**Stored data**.
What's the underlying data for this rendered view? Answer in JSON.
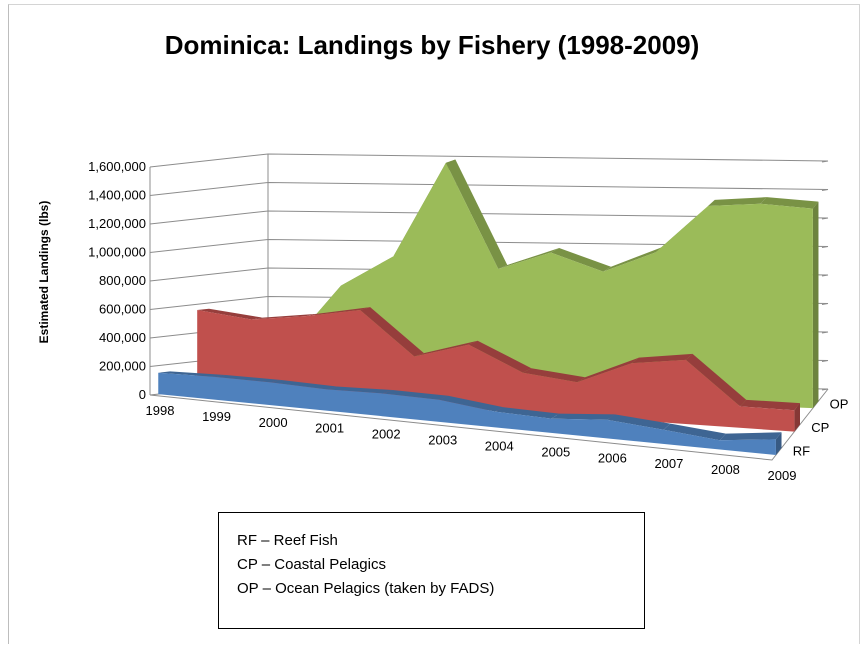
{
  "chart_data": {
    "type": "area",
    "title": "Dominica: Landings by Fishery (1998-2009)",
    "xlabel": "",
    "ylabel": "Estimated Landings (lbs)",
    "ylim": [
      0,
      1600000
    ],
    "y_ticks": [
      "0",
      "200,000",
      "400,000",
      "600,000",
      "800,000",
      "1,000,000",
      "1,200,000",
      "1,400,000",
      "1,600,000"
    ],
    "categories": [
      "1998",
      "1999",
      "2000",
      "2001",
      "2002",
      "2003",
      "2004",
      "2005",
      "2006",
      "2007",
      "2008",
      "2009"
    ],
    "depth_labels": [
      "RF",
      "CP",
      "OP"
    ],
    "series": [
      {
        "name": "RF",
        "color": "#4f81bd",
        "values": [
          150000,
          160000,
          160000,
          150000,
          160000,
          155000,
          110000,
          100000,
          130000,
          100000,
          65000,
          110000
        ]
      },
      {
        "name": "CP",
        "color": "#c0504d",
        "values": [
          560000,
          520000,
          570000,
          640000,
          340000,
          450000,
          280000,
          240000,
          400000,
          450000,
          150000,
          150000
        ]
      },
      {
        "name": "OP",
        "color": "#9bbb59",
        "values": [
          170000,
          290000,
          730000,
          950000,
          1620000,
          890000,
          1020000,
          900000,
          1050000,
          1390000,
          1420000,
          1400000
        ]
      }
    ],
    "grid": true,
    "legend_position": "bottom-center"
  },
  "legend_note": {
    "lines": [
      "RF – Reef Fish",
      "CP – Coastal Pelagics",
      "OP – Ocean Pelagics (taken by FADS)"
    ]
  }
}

**PROBLEM TO WORK ON**.
Copy out all of the material exactly as written, without its pictures.

**RESULT OF THE TASK**.
What's the underlying data for this rendered view? Answer in JSON.
{
  "chart_data": {
    "type": "area",
    "title": "Dominica: Landings by Fishery (1998-2009)",
    "xlabel": "",
    "ylabel": "Estimated Landings (lbs)",
    "ylim": [
      0,
      1600000
    ],
    "y_ticks": [
      "0",
      "200,000",
      "400,000",
      "600,000",
      "800,000",
      "1,000,000",
      "1,200,000",
      "1,400,000",
      "1,600,000"
    ],
    "categories": [
      "1998",
      "1999",
      "2000",
      "2001",
      "2002",
      "2003",
      "2004",
      "2005",
      "2006",
      "2007",
      "2008",
      "2009"
    ],
    "depth_labels": [
      "RF",
      "CP",
      "OP"
    ],
    "series": [
      {
        "name": "RF",
        "color": "#4f81bd",
        "values": [
          150000,
          160000,
          160000,
          150000,
          160000,
          155000,
          110000,
          100000,
          130000,
          100000,
          65000,
          110000
        ]
      },
      {
        "name": "CP",
        "color": "#c0504d",
        "values": [
          560000,
          520000,
          570000,
          640000,
          340000,
          450000,
          280000,
          240000,
          400000,
          450000,
          150000,
          150000
        ]
      },
      {
        "name": "OP",
        "color": "#9bbb59",
        "values": [
          170000,
          290000,
          730000,
          950000,
          1620000,
          890000,
          1020000,
          900000,
          1050000,
          1390000,
          1420000,
          1400000
        ]
      }
    ],
    "grid": true,
    "legend_position": "bottom-center"
  },
  "legend_note": {
    "lines": [
      "RF – Reef Fish",
      "CP – Coastal Pelagics",
      "OP – Ocean Pelagics (taken by FADS)"
    ]
  }
}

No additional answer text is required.